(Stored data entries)
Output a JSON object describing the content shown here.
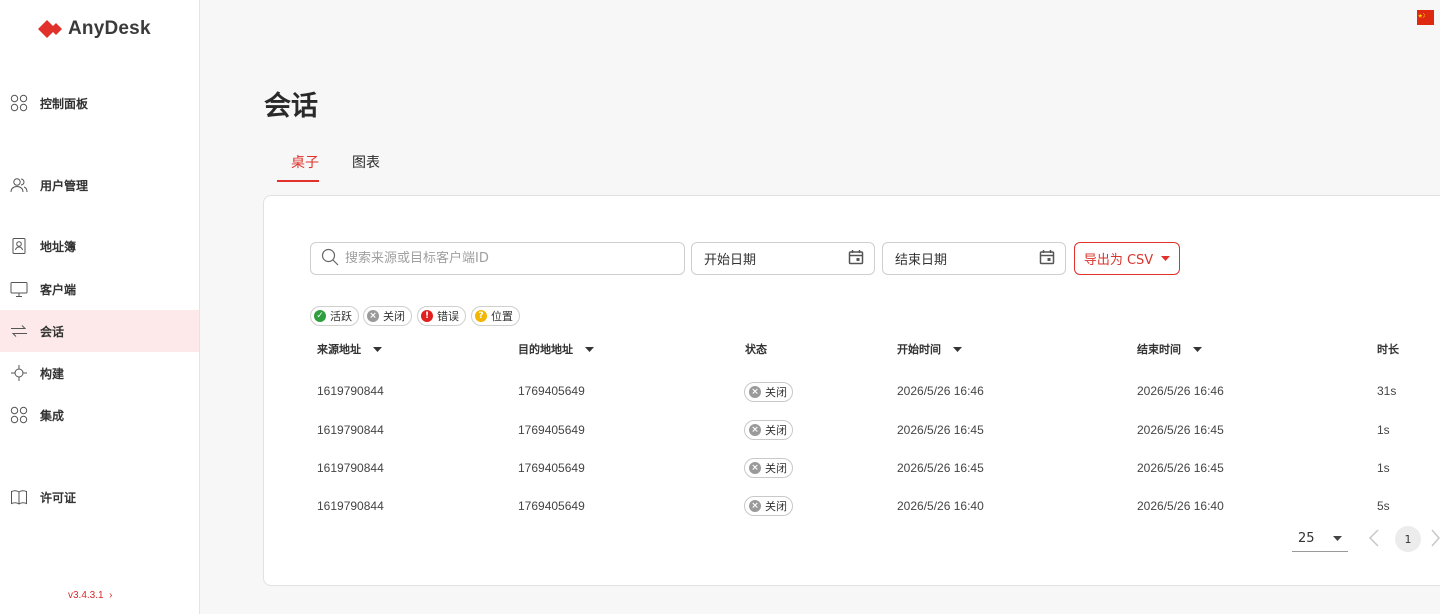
{
  "app": {
    "name": "AnyDesk",
    "version": "v3.4.3.1",
    "language_flag": "china-flag",
    "accent_color": "#e0312b"
  },
  "sidebar": {
    "items": [
      {
        "label": "控制面板",
        "icon": "dashboard-icon"
      },
      {
        "label": "用户管理",
        "icon": "users-icon"
      },
      {
        "label": "地址簿",
        "icon": "address-book-icon"
      },
      {
        "label": "客户端",
        "icon": "monitor-icon"
      },
      {
        "label": "会话",
        "icon": "sessions-icon",
        "active": true
      },
      {
        "label": "构建",
        "icon": "build-icon"
      },
      {
        "label": "集成",
        "icon": "integrations-icon"
      },
      {
        "label": "许可证",
        "icon": "license-icon"
      }
    ]
  },
  "page": {
    "title": "会话",
    "tabs": [
      {
        "label": "桌子",
        "active": true
      },
      {
        "label": "图表",
        "active": false
      }
    ]
  },
  "filters": {
    "search_placeholder": "搜索来源或目标客户端ID",
    "start_date": "开始日期",
    "end_date": "结束日期",
    "export_label": "导出为 CSV"
  },
  "legend": [
    {
      "label": "活跃",
      "color": "#2e9e3f",
      "icon": "check-icon"
    },
    {
      "label": "关闭",
      "color": "#9a9a9a",
      "icon": "x-circle-icon"
    },
    {
      "label": "错误",
      "color": "#e02020",
      "icon": "error-icon"
    },
    {
      "label": "位置",
      "color": "#f2b705",
      "icon": "question-icon"
    }
  ],
  "table": {
    "columns": [
      "来源地址",
      "目的地地址",
      "状态",
      "开始时间",
      "结束时间",
      "时长"
    ],
    "rows": [
      {
        "source": "1619790844",
        "destination": "1769405649",
        "status": "关闭",
        "start": "2026/5/26 16:46",
        "end": "2026/5/26 16:46",
        "duration": "31s"
      },
      {
        "source": "1619790844",
        "destination": "1769405649",
        "status": "关闭",
        "start": "2026/5/26 16:45",
        "end": "2026/5/26 16:45",
        "duration": "1s"
      },
      {
        "source": "1619790844",
        "destination": "1769405649",
        "status": "关闭",
        "start": "2026/5/26 16:45",
        "end": "2026/5/26 16:45",
        "duration": "1s"
      },
      {
        "source": "1619790844",
        "destination": "1769405649",
        "status": "关闭",
        "start": "2026/5/26 16:40",
        "end": "2026/5/26 16:40",
        "duration": "5s"
      }
    ]
  },
  "pagination": {
    "page_size": "25",
    "current_page": "1"
  }
}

Stated exercise:
Leaving aside the images, write out the entries above word for word.

The response:
Output a JSON object describing the content shown here.
{
  "app": {
    "name": "AnyDesk",
    "version": "v3.4.3.1",
    "language_flag": "china-flag",
    "accent_color": "#e0312b"
  },
  "sidebar": {
    "items": [
      {
        "label": "控制面板",
        "icon": "dashboard-icon"
      },
      {
        "label": "用户管理",
        "icon": "users-icon"
      },
      {
        "label": "地址簿",
        "icon": "address-book-icon"
      },
      {
        "label": "客户端",
        "icon": "monitor-icon"
      },
      {
        "label": "会话",
        "icon": "sessions-icon",
        "active": true
      },
      {
        "label": "构建",
        "icon": "build-icon"
      },
      {
        "label": "集成",
        "icon": "integrations-icon"
      },
      {
        "label": "许可证",
        "icon": "license-icon"
      }
    ]
  },
  "page": {
    "title": "会话",
    "tabs": [
      {
        "label": "桌子",
        "active": true
      },
      {
        "label": "图表",
        "active": false
      }
    ]
  },
  "filters": {
    "search_placeholder": "搜索来源或目标客户端ID",
    "start_date": "开始日期",
    "end_date": "结束日期",
    "export_label": "导出为 CSV"
  },
  "legend": [
    {
      "label": "活跃",
      "color": "#2e9e3f",
      "icon": "check-icon"
    },
    {
      "label": "关闭",
      "color": "#9a9a9a",
      "icon": "x-circle-icon"
    },
    {
      "label": "错误",
      "color": "#e02020",
      "icon": "error-icon"
    },
    {
      "label": "位置",
      "color": "#f2b705",
      "icon": "question-icon"
    }
  ],
  "table": {
    "columns": [
      "来源地址",
      "目的地地址",
      "状态",
      "开始时间",
      "结束时间",
      "时长"
    ],
    "rows": [
      {
        "source": "1619790844",
        "destination": "1769405649",
        "status": "关闭",
        "start": "2026/5/26 16:46",
        "end": "2026/5/26 16:46",
        "duration": "31s"
      },
      {
        "source": "1619790844",
        "destination": "1769405649",
        "status": "关闭",
        "start": "2026/5/26 16:45",
        "end": "2026/5/26 16:45",
        "duration": "1s"
      },
      {
        "source": "1619790844",
        "destination": "1769405649",
        "status": "关闭",
        "start": "2026/5/26 16:45",
        "end": "2026/5/26 16:45",
        "duration": "1s"
      },
      {
        "source": "1619790844",
        "destination": "1769405649",
        "status": "关闭",
        "start": "2026/5/26 16:40",
        "end": "2026/5/26 16:40",
        "duration": "5s"
      }
    ]
  },
  "pagination": {
    "page_size": "25",
    "current_page": "1"
  }
}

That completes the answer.